## Список задач:
a) Отредактируйте часть отрывка о Москве и провинции, начиная со слов «В общем, все, казалось» и продолжая до слов «и не совсем.»: перепишите ее, заменив «остряки» на «шутники».
b) Подхватите отрывок о Москве и провинции и продолжите его после последнего предложения.

## Отрывок:
○ ○ ○ ○ ○

В последнем парфеновском «Намедни» был показан сюжет про жирующую Москву и несчастную провинцию. Провинциальную журналистку водили по ярко освещенным улицам тщеславного мегаполиса. Журналистка-провинциалка дивилась на супер-унитазы с подогревом и нервно кривилась от неприятного запаха устриц, пересчитывала стоимость суток номера люкс в «Балчуг-Кемпински» на зарплату сотрудника электростанции родного города. Детали, для кого-то комичные, для кого-то обидные, уверенно подводили нас к главному месаджу: «Москва жирует, провинция пухнет с голоду».
В общем, все, казалось бы, правильно. Именно к такому ходу сюжета «Москва и вся остальная Россия» нас годами приучили не только журналистские штампы, но и кухонные разговоры дома, рассказы заезжих из Питера или Нижнего гостей и даже анекдоты – в которых Москва, совсем как Нью-Йорк в американских байках, - не «сердце родины», а странный, населенный непонятными существами остров близ атлантического побережья Соединенных Штатов. Некоторые остряки начали даже пародировать «особенный московский выговор», тот самый, с растянутой гласной "а": «Ма-а-сква». Любой специалист-филолог скажет, что в нынешней, давно ставшей гигантским плавильным котлом Москве, никакого «особого говора» нет, но нужно же выдумать что-то особенное – ведь Москва, как известно, не Россия до такой степени, что даже язык там хоть и русский, но в то же время и не совсем.

○ ○ ○ ○ ○

## Представленные данные:
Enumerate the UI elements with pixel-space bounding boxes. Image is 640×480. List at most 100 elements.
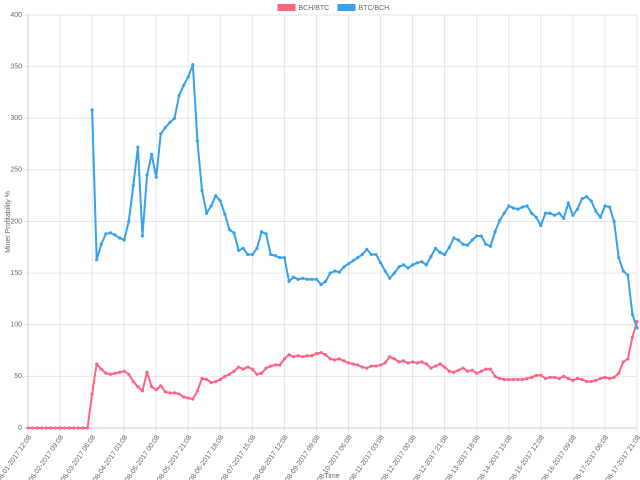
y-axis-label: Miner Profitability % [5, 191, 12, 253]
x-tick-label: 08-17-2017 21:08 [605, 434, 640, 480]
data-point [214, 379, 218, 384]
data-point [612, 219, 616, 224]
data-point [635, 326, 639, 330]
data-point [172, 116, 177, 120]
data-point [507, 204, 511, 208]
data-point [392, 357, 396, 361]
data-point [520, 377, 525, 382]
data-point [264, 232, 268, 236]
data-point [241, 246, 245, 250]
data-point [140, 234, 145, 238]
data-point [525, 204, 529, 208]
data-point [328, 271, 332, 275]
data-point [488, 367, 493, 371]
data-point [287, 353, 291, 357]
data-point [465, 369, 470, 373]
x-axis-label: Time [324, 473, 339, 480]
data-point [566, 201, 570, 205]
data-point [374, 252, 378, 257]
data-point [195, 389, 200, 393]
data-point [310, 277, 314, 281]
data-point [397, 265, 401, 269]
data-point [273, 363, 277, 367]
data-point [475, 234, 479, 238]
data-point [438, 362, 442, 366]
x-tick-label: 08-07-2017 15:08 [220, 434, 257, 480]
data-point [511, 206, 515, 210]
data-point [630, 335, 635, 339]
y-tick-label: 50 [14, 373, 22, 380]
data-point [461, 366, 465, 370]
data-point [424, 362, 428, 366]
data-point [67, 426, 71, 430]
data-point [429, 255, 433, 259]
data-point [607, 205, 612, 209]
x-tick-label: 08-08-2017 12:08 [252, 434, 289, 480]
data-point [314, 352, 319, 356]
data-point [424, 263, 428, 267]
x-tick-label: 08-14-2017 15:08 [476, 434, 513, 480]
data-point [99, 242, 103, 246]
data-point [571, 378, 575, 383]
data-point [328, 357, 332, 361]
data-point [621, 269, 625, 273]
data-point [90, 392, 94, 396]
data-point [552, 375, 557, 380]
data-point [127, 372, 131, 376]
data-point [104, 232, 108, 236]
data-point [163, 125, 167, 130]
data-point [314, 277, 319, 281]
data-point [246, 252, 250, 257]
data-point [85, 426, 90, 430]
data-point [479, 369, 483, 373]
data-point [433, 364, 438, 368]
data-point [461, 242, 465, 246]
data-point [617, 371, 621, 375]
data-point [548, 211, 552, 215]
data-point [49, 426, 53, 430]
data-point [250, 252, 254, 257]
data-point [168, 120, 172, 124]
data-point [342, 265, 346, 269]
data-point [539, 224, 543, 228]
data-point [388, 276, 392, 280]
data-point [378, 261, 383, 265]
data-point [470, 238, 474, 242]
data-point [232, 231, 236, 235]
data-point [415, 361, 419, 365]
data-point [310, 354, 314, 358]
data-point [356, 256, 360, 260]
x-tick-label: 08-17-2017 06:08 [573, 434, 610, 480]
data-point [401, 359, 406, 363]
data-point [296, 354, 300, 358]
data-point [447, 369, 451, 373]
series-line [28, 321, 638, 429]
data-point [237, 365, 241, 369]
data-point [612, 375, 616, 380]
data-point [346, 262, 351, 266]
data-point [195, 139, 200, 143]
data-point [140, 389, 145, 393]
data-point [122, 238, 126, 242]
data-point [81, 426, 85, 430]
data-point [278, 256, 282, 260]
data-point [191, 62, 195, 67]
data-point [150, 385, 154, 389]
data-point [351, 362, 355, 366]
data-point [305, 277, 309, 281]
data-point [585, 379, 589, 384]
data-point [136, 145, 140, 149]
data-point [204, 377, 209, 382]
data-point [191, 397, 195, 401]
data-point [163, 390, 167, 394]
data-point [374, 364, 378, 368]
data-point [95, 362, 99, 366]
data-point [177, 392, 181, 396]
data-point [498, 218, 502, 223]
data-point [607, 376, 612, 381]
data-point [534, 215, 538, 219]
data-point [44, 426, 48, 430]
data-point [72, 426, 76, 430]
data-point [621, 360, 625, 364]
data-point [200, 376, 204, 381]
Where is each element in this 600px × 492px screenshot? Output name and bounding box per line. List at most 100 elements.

○ ○ ○ ○ ○

## Ответы к упражнению:
a)
В общем, все, казалось бы, правильно. Именно к такому ходу сюжета «Москва и вся остальная Россия» нас годами приучили не только журналистские штампы, но и кухонные разговоры дома, рассказы заезжих из Питера или Нижнего гостей и даже анекдоты – в которых Москва, совсем как Нью-Йорк в американских байках, - не «сердце родины», а странный, населенный непонятными существами остров близ атлантического побережья Соединенных Штатов. Некоторые шутники начали даже пародировать «особенный московский выговор», тот самый, с растянутой гласной "а": «Ма-а-сква». Любой специалист-филолог скажет, что в нынешней, давно ставшей гигантским плавильным котлом Москве, никакого «особого говора» нет, но нужно же выдумать что-то особенное – ведь Москва, как известно, не Россия до такой степени, что даже язык там хоть и русский, но в то же время и не совсем.

b)
Уже многие годы слово «миф» волею судеб стало главенствующим в лексиконе авторов, пишущих на широкие гуманитарные темы. Слово «миф», как слова «дискурс» и «контекст», торчит отовсюду, к месту и нет, и иногда думаешь, не пора ли бы ввести на него запрет. На самом деле, любой «гуманитарный миф» (пушкинский ли, советский или имперский российский) – это, помимо всего прочего, еще и занятная игрушка для умных. Леонид Парфенов в свое время прославился как раз тем, что сумел, оставаясь в рамках, почти безупречных по части стиля, обыгрывать главные русские мифы так, что на выходе у всех оставалось ощущение, будто увиденное – не просто красивый и пронзительно дилетантский разговор ни о чем, а что-то вполне себе «вечное». Как это ни печально, но воскресный сюжет стал всего лишь пародией на это блестящее ноу-хау российской журналистики минувшего десятилетия. Лошак – не Парфенов, и получилось у него не ярко и талантливо, а топорно и комично, более того – часто вообще оскорбительно – и для провинции, и для москвичей.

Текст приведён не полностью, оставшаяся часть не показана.